* _Directions for this task_:
Your answer should be one number: the count of lines in these entries that hold the word "lovesnsn".
● ● ●
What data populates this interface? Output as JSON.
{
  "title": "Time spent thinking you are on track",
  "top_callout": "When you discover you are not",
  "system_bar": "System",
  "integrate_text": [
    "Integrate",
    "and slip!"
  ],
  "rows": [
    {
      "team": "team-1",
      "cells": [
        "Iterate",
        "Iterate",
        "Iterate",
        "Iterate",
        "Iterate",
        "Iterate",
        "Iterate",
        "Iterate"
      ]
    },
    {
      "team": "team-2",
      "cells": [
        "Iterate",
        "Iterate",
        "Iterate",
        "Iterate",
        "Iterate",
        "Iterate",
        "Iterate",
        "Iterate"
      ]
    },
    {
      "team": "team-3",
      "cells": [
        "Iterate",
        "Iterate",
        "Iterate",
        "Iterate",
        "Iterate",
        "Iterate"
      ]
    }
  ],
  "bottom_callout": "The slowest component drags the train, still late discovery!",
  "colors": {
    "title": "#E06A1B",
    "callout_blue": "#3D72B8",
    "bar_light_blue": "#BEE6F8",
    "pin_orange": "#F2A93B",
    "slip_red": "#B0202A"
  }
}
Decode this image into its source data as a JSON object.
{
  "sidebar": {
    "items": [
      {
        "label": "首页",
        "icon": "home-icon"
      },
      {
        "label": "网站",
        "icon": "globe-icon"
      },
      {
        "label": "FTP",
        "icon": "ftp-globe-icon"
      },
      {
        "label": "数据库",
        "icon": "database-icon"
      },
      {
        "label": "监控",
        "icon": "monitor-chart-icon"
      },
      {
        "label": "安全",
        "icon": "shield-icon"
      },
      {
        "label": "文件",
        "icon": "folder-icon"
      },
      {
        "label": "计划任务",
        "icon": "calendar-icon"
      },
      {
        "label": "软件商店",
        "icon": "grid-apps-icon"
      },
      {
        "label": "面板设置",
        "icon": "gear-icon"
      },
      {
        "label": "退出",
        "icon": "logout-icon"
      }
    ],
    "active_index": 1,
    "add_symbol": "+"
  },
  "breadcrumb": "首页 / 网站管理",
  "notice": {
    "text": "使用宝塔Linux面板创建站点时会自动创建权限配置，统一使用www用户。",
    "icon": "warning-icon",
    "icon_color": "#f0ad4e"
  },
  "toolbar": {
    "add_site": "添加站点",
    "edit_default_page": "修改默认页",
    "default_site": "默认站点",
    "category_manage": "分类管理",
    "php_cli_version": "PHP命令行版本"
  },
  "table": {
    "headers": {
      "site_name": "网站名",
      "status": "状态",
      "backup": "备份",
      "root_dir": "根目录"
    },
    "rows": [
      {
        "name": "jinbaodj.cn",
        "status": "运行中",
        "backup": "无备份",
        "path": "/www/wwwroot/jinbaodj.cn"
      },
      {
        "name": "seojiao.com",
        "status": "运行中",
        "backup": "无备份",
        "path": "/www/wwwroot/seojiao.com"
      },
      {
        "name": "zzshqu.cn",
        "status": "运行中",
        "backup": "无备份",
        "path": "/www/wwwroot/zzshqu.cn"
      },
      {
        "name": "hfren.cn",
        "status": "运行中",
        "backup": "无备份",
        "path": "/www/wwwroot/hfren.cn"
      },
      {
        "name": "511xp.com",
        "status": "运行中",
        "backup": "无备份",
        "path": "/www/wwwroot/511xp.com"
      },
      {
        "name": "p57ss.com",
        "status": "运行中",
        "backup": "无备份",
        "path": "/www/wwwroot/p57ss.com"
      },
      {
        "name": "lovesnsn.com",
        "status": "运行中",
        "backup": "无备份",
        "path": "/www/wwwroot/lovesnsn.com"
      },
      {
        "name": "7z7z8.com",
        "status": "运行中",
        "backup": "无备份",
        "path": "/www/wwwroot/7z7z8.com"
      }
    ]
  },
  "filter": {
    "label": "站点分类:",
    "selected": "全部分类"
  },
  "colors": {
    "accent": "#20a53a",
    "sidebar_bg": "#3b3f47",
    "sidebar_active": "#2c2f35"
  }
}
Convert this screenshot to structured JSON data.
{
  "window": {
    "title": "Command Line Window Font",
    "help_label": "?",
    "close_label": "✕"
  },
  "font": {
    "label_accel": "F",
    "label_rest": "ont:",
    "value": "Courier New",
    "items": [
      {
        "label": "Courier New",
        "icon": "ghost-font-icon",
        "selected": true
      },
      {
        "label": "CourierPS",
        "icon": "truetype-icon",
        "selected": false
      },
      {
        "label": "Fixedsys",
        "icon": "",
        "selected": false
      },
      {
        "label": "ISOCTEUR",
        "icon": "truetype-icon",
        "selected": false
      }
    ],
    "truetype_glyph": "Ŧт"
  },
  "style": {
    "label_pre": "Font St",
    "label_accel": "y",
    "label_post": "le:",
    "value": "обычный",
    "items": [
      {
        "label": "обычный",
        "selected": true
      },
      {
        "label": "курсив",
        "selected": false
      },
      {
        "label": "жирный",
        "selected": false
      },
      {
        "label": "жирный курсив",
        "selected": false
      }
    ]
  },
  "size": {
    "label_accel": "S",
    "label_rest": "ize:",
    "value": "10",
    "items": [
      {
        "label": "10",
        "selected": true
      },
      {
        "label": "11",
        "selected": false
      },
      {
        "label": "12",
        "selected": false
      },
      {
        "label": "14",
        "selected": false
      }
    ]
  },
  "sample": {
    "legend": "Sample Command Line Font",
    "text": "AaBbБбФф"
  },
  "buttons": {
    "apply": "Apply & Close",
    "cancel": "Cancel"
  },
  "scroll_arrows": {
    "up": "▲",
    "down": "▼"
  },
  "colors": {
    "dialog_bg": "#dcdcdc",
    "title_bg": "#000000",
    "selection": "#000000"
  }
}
● ● ●
* _Response_:
2